Supplied records:
++++

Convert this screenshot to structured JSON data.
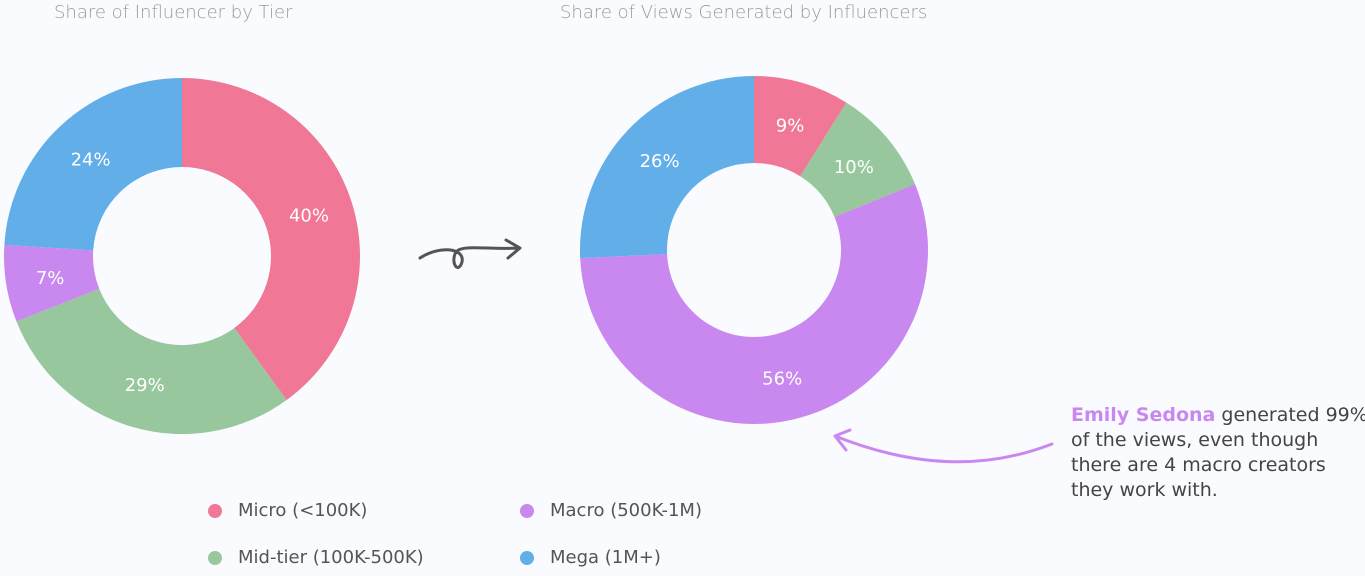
{
  "colors": {
    "Micro": "#F07896",
    "Mid-tier": "#98C79E",
    "Macro": "#C888F0",
    "Mega": "#62AEE8"
  },
  "chart_data": [
    {
      "type": "pie",
      "donut": true,
      "title": "Share of  Influencer by Tier",
      "slices": [
        {
          "category": "Micro",
          "value": 40,
          "label": "40%"
        },
        {
          "category": "Mid-tier",
          "value": 29,
          "label": "29%"
        },
        {
          "category": "Macro",
          "value": 7,
          "label": "7%"
        },
        {
          "category": "Mega",
          "value": 24,
          "label": "24%"
        }
      ]
    },
    {
      "type": "pie",
      "donut": true,
      "title": "Share of Views Generated by Influencers",
      "slices": [
        {
          "category": "Micro",
          "value": 9,
          "label": "9%"
        },
        {
          "category": "Mid-tier",
          "value": 10,
          "label": "10%"
        },
        {
          "category": "Macro",
          "value": 56,
          "label": "56%"
        },
        {
          "category": "Mega",
          "value": 26,
          "label": "26%"
        }
      ]
    }
  ],
  "legend": [
    {
      "category": "Micro",
      "label": "Micro (<100K)"
    },
    {
      "category": "Macro",
      "label": "Macro (500K-1M)"
    },
    {
      "category": "Mid-tier",
      "label": "Mid-tier (100K-500K)"
    },
    {
      "category": "Mega",
      "label": "Mega (1M+)"
    }
  ],
  "annotation": {
    "highlight": "Emily Sedona",
    "text": " generated 99% of the views, even though there are 4 macro creators they work with."
  }
}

++++

Instructions for the task:
Transcribe each entry above exactly, apart from the pictures.

Final result:
Convert this screenshot to structured JSON data.
{
  "colors": {
    "Micro": "#F07896",
    "Mid-tier": "#98C79E",
    "Macro": "#C888F0",
    "Mega": "#62AEE8"
  },
  "chart_data": [
    {
      "type": "pie",
      "donut": true,
      "title": "Share of  Influencer by Tier",
      "slices": [
        {
          "category": "Micro",
          "value": 40,
          "label": "40%"
        },
        {
          "category": "Mid-tier",
          "value": 29,
          "label": "29%"
        },
        {
          "category": "Macro",
          "value": 7,
          "label": "7%"
        },
        {
          "category": "Mega",
          "value": 24,
          "label": "24%"
        }
      ]
    },
    {
      "type": "pie",
      "donut": true,
      "title": "Share of Views Generated by Influencers",
      "slices": [
        {
          "category": "Micro",
          "value": 9,
          "label": "9%"
        },
        {
          "category": "Mid-tier",
          "value": 10,
          "label": "10%"
        },
        {
          "category": "Macro",
          "value": 56,
          "label": "56%"
        },
        {
          "category": "Mega",
          "value": 26,
          "label": "26%"
        }
      ]
    }
  ],
  "legend": [
    {
      "category": "Micro",
      "label": "Micro (<100K)"
    },
    {
      "category": "Macro",
      "label": "Macro (500K-1M)"
    },
    {
      "category": "Mid-tier",
      "label": "Mid-tier (100K-500K)"
    },
    {
      "category": "Mega",
      "label": "Mega (1M+)"
    }
  ],
  "annotation": {
    "highlight": "Emily Sedona",
    "text": " generated 99% of the views, even though there are 4 macro creators they work with."
  }
}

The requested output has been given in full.